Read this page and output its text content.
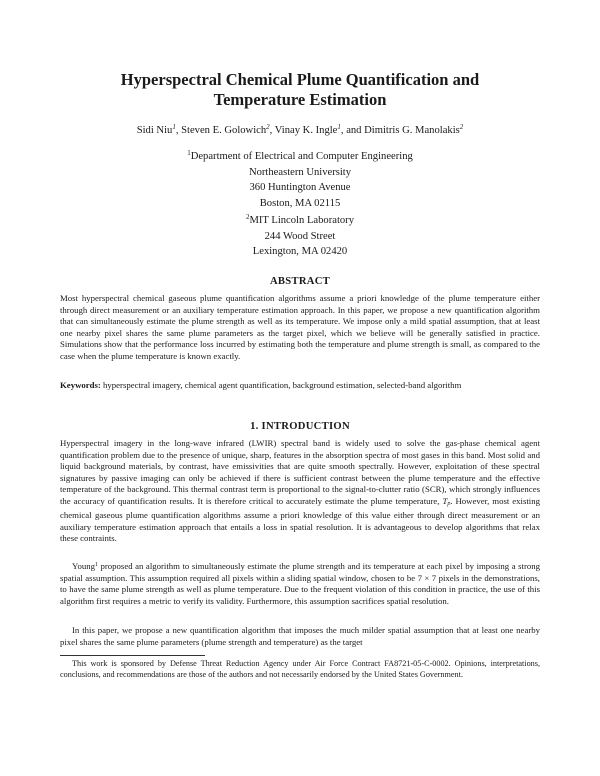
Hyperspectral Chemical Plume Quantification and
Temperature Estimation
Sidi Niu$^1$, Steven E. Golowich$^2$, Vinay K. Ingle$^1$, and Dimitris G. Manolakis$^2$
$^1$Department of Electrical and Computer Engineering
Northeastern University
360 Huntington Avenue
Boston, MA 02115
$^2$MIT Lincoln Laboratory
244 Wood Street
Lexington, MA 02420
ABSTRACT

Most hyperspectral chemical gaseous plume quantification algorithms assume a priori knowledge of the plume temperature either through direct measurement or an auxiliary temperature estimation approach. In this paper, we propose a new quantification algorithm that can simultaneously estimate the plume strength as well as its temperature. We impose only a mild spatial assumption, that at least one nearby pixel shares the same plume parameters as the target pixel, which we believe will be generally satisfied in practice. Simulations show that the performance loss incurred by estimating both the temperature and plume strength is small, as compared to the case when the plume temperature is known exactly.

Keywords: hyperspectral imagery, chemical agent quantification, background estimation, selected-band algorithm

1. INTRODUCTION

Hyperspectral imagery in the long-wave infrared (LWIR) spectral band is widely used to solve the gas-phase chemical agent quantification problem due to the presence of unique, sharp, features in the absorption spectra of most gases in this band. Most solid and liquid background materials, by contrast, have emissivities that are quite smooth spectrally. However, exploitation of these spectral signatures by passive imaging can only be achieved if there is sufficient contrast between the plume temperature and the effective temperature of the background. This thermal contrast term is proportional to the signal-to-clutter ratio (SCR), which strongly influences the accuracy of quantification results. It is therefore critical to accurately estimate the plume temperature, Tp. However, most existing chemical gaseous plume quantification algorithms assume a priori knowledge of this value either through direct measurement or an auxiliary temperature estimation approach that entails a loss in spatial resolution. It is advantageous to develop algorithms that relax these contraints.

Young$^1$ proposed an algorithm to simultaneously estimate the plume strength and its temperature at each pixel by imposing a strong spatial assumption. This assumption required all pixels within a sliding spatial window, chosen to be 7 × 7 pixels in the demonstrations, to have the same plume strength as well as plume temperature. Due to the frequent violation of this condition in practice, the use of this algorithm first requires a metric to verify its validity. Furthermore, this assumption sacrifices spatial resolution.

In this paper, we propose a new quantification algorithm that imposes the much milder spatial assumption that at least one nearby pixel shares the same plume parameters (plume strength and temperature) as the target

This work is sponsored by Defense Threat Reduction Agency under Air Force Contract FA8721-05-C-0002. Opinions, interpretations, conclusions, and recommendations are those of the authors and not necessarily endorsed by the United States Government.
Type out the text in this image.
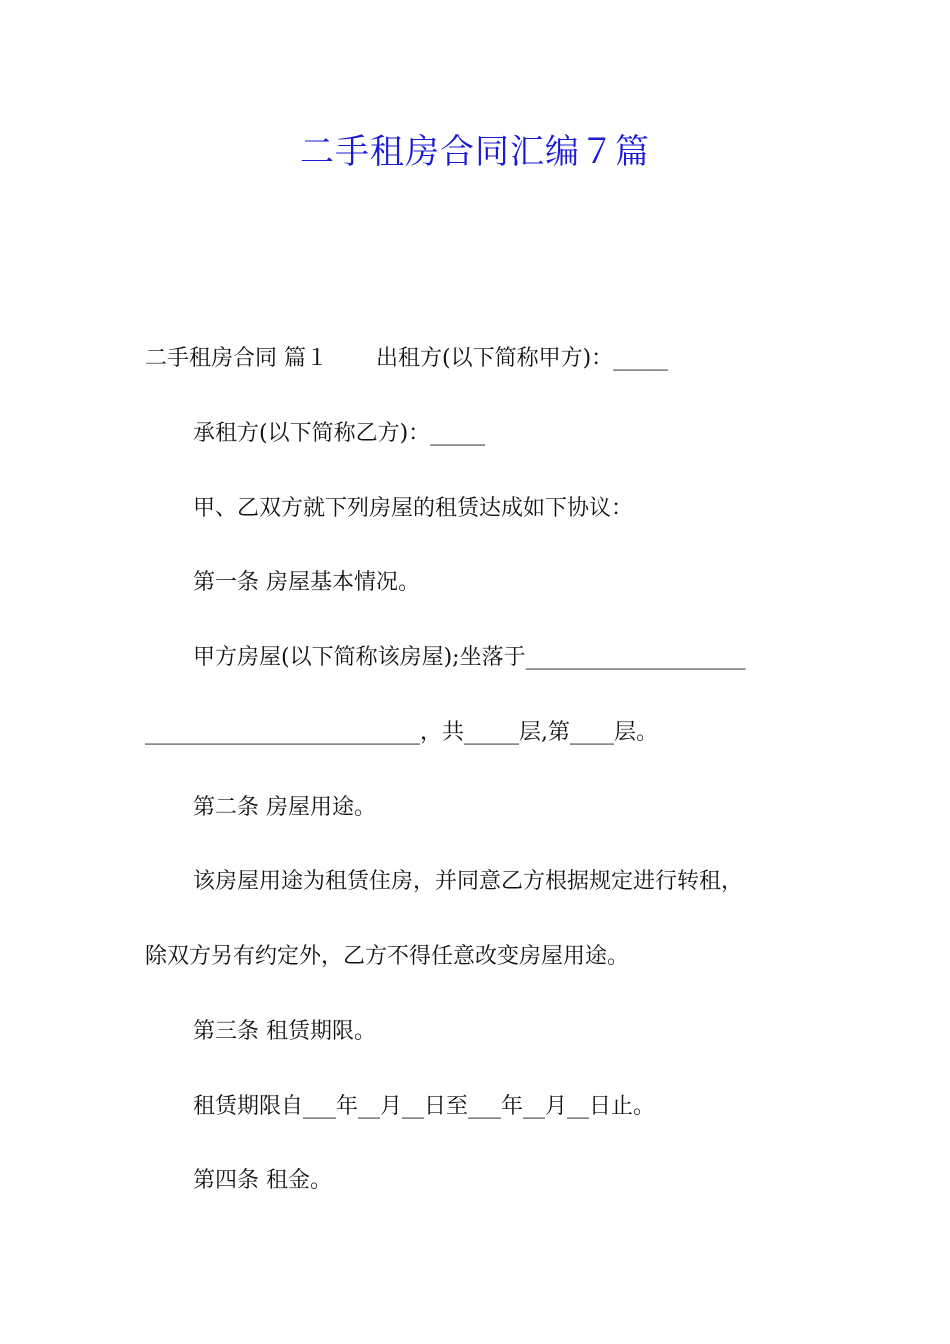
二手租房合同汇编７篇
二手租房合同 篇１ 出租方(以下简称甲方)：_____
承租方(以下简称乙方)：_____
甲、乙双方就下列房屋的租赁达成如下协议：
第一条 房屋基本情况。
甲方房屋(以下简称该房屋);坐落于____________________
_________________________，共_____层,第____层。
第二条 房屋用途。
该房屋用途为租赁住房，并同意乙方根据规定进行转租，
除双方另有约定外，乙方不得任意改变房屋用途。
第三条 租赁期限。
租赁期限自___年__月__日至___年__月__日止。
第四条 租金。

★ ★ ★ ★ ★

Written problem: Only the lines from the one holding "Type out the text in this image." through the last line of the records should be output, please, exactly and without any pictures.

The answer:
Type out the text in this image.
二手租房合同汇编７篇
二手租房合同 篇１ 出租方(以下简称甲方)：_____
承租方(以下简称乙方)：_____
甲、乙双方就下列房屋的租赁达成如下协议：
第一条 房屋基本情况。
甲方房屋(以下简称该房屋);坐落于____________________
_________________________，共_____层,第____层。
第二条 房屋用途。
该房屋用途为租赁住房，并同意乙方根据规定进行转租，
除双方另有约定外，乙方不得任意改变房屋用途。
第三条 租赁期限。
租赁期限自___年__月__日至___年__月__日止。
第四条 租金。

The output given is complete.